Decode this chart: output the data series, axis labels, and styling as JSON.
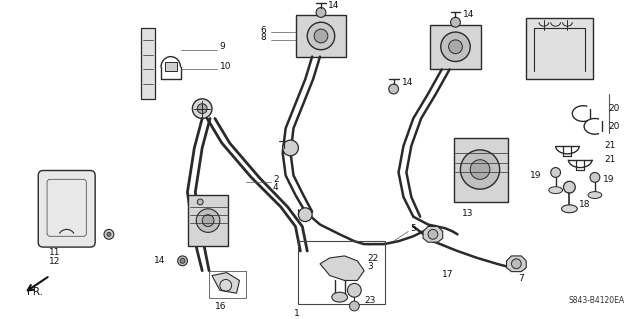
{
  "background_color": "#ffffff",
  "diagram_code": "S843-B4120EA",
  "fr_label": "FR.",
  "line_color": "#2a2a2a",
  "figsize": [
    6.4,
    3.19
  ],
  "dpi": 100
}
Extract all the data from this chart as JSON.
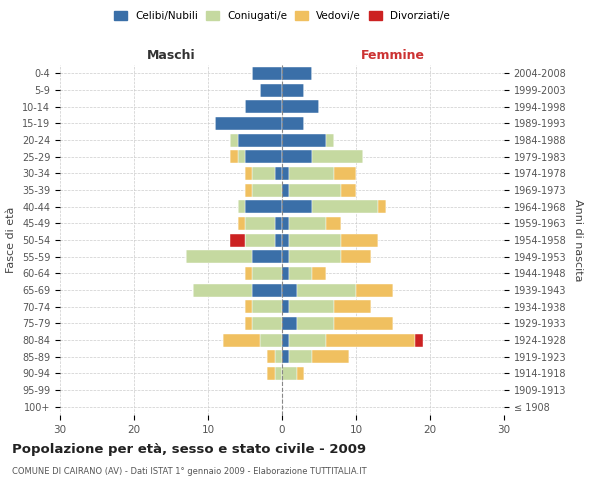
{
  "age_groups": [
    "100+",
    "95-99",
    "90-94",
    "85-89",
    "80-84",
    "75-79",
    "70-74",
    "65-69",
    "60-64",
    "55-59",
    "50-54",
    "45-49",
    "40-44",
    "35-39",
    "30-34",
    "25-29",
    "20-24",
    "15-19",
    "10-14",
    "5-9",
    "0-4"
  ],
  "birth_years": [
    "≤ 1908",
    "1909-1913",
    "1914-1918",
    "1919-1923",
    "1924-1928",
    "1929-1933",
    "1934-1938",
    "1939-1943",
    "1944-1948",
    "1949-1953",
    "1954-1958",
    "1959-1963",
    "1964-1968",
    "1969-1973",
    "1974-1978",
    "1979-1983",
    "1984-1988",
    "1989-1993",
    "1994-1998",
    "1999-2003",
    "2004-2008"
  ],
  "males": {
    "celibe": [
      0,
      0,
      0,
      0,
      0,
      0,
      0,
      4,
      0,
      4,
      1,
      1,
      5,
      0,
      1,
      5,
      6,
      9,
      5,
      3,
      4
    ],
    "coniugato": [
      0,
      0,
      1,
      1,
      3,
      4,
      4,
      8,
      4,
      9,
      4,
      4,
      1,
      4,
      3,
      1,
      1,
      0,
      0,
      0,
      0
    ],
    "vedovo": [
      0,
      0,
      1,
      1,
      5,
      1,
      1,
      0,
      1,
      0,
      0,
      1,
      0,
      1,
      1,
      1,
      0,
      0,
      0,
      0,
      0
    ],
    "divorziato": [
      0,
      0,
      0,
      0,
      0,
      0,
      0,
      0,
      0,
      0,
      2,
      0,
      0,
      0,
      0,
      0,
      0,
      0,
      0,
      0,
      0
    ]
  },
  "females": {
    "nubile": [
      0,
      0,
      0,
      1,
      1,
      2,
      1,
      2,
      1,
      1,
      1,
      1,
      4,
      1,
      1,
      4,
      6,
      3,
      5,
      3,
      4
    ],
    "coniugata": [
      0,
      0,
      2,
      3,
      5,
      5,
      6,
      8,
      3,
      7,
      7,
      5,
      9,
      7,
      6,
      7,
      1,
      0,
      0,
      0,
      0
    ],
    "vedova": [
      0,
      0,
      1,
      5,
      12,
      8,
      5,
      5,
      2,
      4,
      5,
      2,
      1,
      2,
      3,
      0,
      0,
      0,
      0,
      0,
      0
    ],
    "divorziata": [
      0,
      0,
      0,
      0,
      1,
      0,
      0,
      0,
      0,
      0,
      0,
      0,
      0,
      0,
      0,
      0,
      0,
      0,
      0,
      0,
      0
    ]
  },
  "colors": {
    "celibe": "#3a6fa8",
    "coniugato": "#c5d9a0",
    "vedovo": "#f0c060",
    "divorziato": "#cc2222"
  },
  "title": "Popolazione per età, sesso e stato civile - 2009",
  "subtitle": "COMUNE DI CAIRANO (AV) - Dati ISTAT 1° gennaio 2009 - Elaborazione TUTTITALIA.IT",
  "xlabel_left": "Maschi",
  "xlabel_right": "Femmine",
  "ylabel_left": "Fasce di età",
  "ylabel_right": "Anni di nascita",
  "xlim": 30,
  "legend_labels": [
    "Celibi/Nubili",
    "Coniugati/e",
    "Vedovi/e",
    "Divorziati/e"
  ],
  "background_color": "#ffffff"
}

◇ ◇ ◇ ◇

AIM
Give the data again exactly as written, with all pictures left out.

RESPONSE
Decode this chart: output the data series, axis labels, and styling as JSON.
{
  "background_color": "#ffffff",
  "diagram_code": "S843-B4120EA",
  "fr_label": "FR.",
  "line_color": "#2a2a2a",
  "figsize": [
    6.4,
    3.19
  ],
  "dpi": 100
}
Extract all the data from this chart as JSON.
{
  "age_groups": [
    "100+",
    "95-99",
    "90-94",
    "85-89",
    "80-84",
    "75-79",
    "70-74",
    "65-69",
    "60-64",
    "55-59",
    "50-54",
    "45-49",
    "40-44",
    "35-39",
    "30-34",
    "25-29",
    "20-24",
    "15-19",
    "10-14",
    "5-9",
    "0-4"
  ],
  "birth_years": [
    "≤ 1908",
    "1909-1913",
    "1914-1918",
    "1919-1923",
    "1924-1928",
    "1929-1933",
    "1934-1938",
    "1939-1943",
    "1944-1948",
    "1949-1953",
    "1954-1958",
    "1959-1963",
    "1964-1968",
    "1969-1973",
    "1974-1978",
    "1979-1983",
    "1984-1988",
    "1989-1993",
    "1994-1998",
    "1999-2003",
    "2004-2008"
  ],
  "males": {
    "celibe": [
      0,
      0,
      0,
      0,
      0,
      0,
      0,
      4,
      0,
      4,
      1,
      1,
      5,
      0,
      1,
      5,
      6,
      9,
      5,
      3,
      4
    ],
    "coniugato": [
      0,
      0,
      1,
      1,
      3,
      4,
      4,
      8,
      4,
      9,
      4,
      4,
      1,
      4,
      3,
      1,
      1,
      0,
      0,
      0,
      0
    ],
    "vedovo": [
      0,
      0,
      1,
      1,
      5,
      1,
      1,
      0,
      1,
      0,
      0,
      1,
      0,
      1,
      1,
      1,
      0,
      0,
      0,
      0,
      0
    ],
    "divorziato": [
      0,
      0,
      0,
      0,
      0,
      0,
      0,
      0,
      0,
      0,
      2,
      0,
      0,
      0,
      0,
      0,
      0,
      0,
      0,
      0,
      0
    ]
  },
  "females": {
    "nubile": [
      0,
      0,
      0,
      1,
      1,
      2,
      1,
      2,
      1,
      1,
      1,
      1,
      4,
      1,
      1,
      4,
      6,
      3,
      5,
      3,
      4
    ],
    "coniugata": [
      0,
      0,
      2,
      3,
      5,
      5,
      6,
      8,
      3,
      7,
      7,
      5,
      9,
      7,
      6,
      7,
      1,
      0,
      0,
      0,
      0
    ],
    "vedova": [
      0,
      0,
      1,
      5,
      12,
      8,
      5,
      5,
      2,
      4,
      5,
      2,
      1,
      2,
      3,
      0,
      0,
      0,
      0,
      0,
      0
    ],
    "divorziata": [
      0,
      0,
      0,
      0,
      1,
      0,
      0,
      0,
      0,
      0,
      0,
      0,
      0,
      0,
      0,
      0,
      0,
      0,
      0,
      0,
      0
    ]
  },
  "colors": {
    "celibe": "#3a6fa8",
    "coniugato": "#c5d9a0",
    "vedovo": "#f0c060",
    "divorziato": "#cc2222"
  },
  "title": "Popolazione per età, sesso e stato civile - 2009",
  "subtitle": "COMUNE DI CAIRANO (AV) - Dati ISTAT 1° gennaio 2009 - Elaborazione TUTTITALIA.IT",
  "xlabel_left": "Maschi",
  "xlabel_right": "Femmine",
  "ylabel_left": "Fasce di età",
  "ylabel_right": "Anni di nascita",
  "xlim": 30,
  "legend_labels": [
    "Celibi/Nubili",
    "Coniugati/e",
    "Vedovi/e",
    "Divorziati/e"
  ],
  "background_color": "#ffffff"
}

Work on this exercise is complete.